- STORED ROWS
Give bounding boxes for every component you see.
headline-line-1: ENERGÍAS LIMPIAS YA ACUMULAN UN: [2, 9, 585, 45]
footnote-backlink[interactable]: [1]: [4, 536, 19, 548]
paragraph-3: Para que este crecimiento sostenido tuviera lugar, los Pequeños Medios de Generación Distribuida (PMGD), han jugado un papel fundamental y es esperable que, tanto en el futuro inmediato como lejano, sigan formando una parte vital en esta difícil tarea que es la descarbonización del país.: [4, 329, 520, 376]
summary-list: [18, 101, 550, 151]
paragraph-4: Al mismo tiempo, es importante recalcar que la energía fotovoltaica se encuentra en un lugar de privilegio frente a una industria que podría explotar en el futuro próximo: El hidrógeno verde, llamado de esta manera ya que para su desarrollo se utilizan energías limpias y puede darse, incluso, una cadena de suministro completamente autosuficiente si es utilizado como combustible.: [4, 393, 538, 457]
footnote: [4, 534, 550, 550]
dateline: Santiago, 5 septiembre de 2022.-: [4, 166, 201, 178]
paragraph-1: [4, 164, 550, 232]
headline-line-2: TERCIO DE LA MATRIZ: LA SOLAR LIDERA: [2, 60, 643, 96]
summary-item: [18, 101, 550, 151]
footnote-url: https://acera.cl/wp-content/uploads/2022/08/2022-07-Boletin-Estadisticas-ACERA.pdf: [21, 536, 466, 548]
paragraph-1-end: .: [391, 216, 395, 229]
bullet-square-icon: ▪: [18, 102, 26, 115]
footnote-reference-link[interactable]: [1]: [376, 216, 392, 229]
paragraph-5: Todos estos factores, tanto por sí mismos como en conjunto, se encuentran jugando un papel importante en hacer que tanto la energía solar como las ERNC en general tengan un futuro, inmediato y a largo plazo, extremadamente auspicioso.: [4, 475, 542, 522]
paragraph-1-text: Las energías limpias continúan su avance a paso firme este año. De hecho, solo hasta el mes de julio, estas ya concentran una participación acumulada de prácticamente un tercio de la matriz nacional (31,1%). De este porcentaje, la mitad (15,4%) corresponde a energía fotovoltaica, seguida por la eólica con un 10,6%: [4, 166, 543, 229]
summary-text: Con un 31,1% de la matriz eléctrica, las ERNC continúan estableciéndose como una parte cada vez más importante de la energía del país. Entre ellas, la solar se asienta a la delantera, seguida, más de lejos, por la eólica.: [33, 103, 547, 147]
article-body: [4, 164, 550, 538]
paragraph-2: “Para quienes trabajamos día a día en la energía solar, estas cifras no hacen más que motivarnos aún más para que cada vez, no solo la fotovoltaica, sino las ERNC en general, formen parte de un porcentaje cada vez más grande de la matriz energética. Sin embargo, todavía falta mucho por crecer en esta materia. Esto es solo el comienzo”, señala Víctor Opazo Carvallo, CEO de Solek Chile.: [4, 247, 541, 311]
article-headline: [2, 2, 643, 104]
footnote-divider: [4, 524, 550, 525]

- SHORT EXERCISE
Reproduce each line of the items above verbatim, with nothing changed, added, or left out.

- COMPLETE RESPONSE
Give bounding boxes for every component you see.
headline-line-1: ENERGÍAS LIMPIAS YA ACUMULAN UN: [2, 9, 585, 45]
footnote-backlink[interactable]: [1]: [4, 536, 19, 548]
paragraph-3: Para que este crecimiento sostenido tuviera lugar, los Pequeños Medios de Generación Distribuida (PMGD), han jugado un papel fundamental y es esperable que, tanto en el futuro inmediato como lejano, sigan formando una parte vital en esta difícil tarea que es la descarbonización del país.: [4, 329, 520, 376]
summary-list: [18, 101, 550, 151]
paragraph-4: Al mismo tiempo, es importante recalcar que la energía fotovoltaica se encuentra en un lugar de privilegio frente a una industria que podría explotar en el futuro próximo: El hidrógeno verde, llamado de esta manera ya que para su desarrollo se utilizan energías limpias y puede darse, incluso, una cadena de suministro completamente autosuficiente si es utilizado como combustible.: [4, 393, 538, 457]
footnote: [4, 534, 550, 550]
dateline: Santiago, 5 septiembre de 2022.-: [4, 166, 201, 178]
paragraph-1: [4, 164, 550, 232]
headline-line-2: TERCIO DE LA MATRIZ: LA SOLAR LIDERA: [2, 60, 643, 96]
summary-item: [18, 101, 550, 151]
footnote-url: https://acera.cl/wp-content/uploads/2022/08/2022-07-Boletin-Estadisticas-ACERA.pdf: [21, 536, 466, 548]
paragraph-1-end: .: [391, 216, 395, 229]
bullet-square-icon: ▪: [18, 102, 26, 115]
footnote-reference-link[interactable]: [1]: [376, 216, 392, 229]
paragraph-5: Todos estos factores, tanto por sí mismos como en conjunto, se encuentran jugando un papel importante en hacer que tanto la energía solar como las ERNC en general tengan un futuro, inmediato y a largo plazo, extremadamente auspicioso.: [4, 475, 542, 522]
paragraph-1-text: Las energías limpias continúan su avance a paso firme este año. De hecho, solo hasta el mes de julio, estas ya concentran una participación acumulada de prácticamente un tercio de la matriz nacional (31,1%). De este porcentaje, la mitad (15,4%) corresponde a energía fotovoltaica, seguida por la eólica con un 10,6%: [4, 166, 543, 229]
summary-text: Con un 31,1% de la matriz eléctrica, las ERNC continúan estableciéndose como una parte cada vez más importante de la energía del país. Entre ellas, la solar se asienta a la delantera, seguida, más de lejos, por la eólica.: [33, 103, 547, 147]
article-body: [4, 164, 550, 538]
paragraph-2: “Para quienes trabajamos día a día en la energía solar, estas cifras no hacen más que motivarnos aún más para que cada vez, no solo la fotovoltaica, sino las ERNC en general, formen parte de un porcentaje cada vez más grande de la matriz energética. Sin embargo, todavía falta mucho por crecer en esta materia. Esto es solo el comienzo”, señala Víctor Opazo Carvallo, CEO de Solek Chile.: [4, 247, 541, 311]
article-headline: [2, 2, 643, 104]
footnote-divider: [4, 524, 550, 525]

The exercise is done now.